Aim - Write out the listing in full, matching it word for word.

Stored dataset items:
☆ ☆ ☆
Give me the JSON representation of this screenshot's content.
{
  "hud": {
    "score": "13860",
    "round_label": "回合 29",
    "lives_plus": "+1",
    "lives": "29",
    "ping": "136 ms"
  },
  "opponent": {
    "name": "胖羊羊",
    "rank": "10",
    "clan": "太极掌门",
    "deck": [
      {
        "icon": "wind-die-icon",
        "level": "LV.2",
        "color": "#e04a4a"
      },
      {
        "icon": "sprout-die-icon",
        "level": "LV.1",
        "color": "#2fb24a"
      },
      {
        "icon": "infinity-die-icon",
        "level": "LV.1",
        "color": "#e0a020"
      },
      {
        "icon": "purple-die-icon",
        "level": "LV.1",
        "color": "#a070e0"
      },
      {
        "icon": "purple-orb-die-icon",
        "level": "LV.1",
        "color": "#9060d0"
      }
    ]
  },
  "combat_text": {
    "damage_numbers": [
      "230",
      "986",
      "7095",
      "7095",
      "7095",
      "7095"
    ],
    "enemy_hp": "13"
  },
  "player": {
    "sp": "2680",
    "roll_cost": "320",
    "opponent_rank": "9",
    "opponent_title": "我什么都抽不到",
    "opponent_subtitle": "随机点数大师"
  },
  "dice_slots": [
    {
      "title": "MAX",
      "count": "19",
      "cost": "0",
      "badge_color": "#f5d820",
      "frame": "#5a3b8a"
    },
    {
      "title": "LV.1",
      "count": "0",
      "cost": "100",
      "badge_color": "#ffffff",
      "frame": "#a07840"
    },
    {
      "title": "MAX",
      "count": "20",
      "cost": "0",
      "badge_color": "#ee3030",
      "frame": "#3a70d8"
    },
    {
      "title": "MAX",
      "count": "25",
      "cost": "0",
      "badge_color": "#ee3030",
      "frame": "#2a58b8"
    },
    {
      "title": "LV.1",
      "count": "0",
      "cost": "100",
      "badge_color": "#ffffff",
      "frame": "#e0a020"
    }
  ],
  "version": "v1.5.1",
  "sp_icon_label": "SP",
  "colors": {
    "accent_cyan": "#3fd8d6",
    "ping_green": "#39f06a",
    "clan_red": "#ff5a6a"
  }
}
☆ ☆ ☆
Solution to the exercise -
Give me the JSON representation of this screenshot's content.
{
  "hud": {
    "score": "13860",
    "round_label": "回合 29",
    "lives_plus": "+1",
    "lives": "29",
    "ping": "136 ms"
  },
  "opponent": {
    "name": "胖羊羊",
    "rank": "10",
    "clan": "太极掌门",
    "deck": [
      {
        "icon": "wind-die-icon",
        "level": "LV.2",
        "color": "#e04a4a"
      },
      {
        "icon": "sprout-die-icon",
        "level": "LV.1",
        "color": "#2fb24a"
      },
      {
        "icon": "infinity-die-icon",
        "level": "LV.1",
        "color": "#e0a020"
      },
      {
        "icon": "purple-die-icon",
        "level": "LV.1",
        "color": "#a070e0"
      },
      {
        "icon": "purple-orb-die-icon",
        "level": "LV.1",
        "color": "#9060d0"
      }
    ]
  },
  "combat_text": {
    "damage_numbers": [
      "230",
      "986",
      "7095",
      "7095",
      "7095",
      "7095"
    ],
    "enemy_hp": "13"
  },
  "player": {
    "sp": "2680",
    "roll_cost": "320",
    "opponent_rank": "9",
    "opponent_title": "我什么都抽不到",
    "opponent_subtitle": "随机点数大师"
  },
  "dice_slots": [
    {
      "title": "MAX",
      "count": "19",
      "cost": "0",
      "badge_color": "#f5d820",
      "frame": "#5a3b8a"
    },
    {
      "title": "LV.1",
      "count": "0",
      "cost": "100",
      "badge_color": "#ffffff",
      "frame": "#a07840"
    },
    {
      "title": "MAX",
      "count": "20",
      "cost": "0",
      "badge_color": "#ee3030",
      "frame": "#3a70d8"
    },
    {
      "title": "MAX",
      "count": "25",
      "cost": "0",
      "badge_color": "#ee3030",
      "frame": "#2a58b8"
    },
    {
      "title": "LV.1",
      "count": "0",
      "cost": "100",
      "badge_color": "#ffffff",
      "frame": "#e0a020"
    }
  ],
  "version": "v1.5.1",
  "sp_icon_label": "SP",
  "colors": {
    "accent_cyan": "#3fd8d6",
    "ping_green": "#39f06a",
    "clan_red": "#ff5a6a"
  }
}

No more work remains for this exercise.